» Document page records

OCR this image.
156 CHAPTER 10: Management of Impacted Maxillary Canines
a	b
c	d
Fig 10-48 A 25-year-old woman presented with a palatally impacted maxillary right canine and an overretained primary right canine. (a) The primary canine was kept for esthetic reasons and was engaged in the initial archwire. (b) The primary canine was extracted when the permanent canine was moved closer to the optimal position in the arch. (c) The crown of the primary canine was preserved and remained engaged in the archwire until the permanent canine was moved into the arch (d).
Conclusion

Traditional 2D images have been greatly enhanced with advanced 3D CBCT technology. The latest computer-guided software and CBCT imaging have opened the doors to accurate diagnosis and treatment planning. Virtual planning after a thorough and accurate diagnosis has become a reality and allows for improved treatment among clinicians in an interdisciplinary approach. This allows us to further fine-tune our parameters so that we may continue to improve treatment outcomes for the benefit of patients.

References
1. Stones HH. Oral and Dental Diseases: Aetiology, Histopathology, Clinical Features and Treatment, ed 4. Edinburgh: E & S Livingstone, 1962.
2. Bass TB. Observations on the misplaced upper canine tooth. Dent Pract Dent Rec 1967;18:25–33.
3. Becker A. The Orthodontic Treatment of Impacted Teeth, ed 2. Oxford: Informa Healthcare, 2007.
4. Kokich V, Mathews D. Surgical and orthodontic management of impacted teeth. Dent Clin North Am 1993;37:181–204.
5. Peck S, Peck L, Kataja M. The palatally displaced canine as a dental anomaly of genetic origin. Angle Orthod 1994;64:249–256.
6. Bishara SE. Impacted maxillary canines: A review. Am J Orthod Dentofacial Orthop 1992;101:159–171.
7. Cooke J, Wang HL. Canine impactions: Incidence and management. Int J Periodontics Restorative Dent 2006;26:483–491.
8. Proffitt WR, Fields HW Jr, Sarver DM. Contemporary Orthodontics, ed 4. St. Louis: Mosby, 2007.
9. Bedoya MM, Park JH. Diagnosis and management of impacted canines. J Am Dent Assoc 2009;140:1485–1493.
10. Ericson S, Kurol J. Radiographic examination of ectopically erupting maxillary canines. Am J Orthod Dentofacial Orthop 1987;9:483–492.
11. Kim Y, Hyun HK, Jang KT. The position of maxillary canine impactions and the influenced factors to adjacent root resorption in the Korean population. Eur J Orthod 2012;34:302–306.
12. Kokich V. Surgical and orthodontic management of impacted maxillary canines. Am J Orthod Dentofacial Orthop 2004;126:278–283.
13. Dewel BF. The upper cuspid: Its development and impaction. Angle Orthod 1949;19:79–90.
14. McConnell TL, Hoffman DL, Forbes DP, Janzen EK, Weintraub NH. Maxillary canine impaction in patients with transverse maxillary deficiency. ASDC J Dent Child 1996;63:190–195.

» What you should do
Go through the entries above and report every line in which the word "position" appears.

» Written response
Fig 10-48 A 25-year-old woman presented with a palatally impacted maxillary right canine and an overretained primary right canine. (a) The primary canine was kept for esthetic reasons and was engaged in the initial archwire. (b) The primary canine was extracted when the permanent canine was moved closer to the optimal position in the arch. (c) The crown of the primary canine was preserved and remained engaged in the archwire until the permanent canine was moved into the arch (d).
11. Kim Y, Hyun HK, Jang KT. The position of maxillary canine impactions and the influenced factors to adjacent root resorption in the Korean population. Eur J Orthod 2012;34:302–306.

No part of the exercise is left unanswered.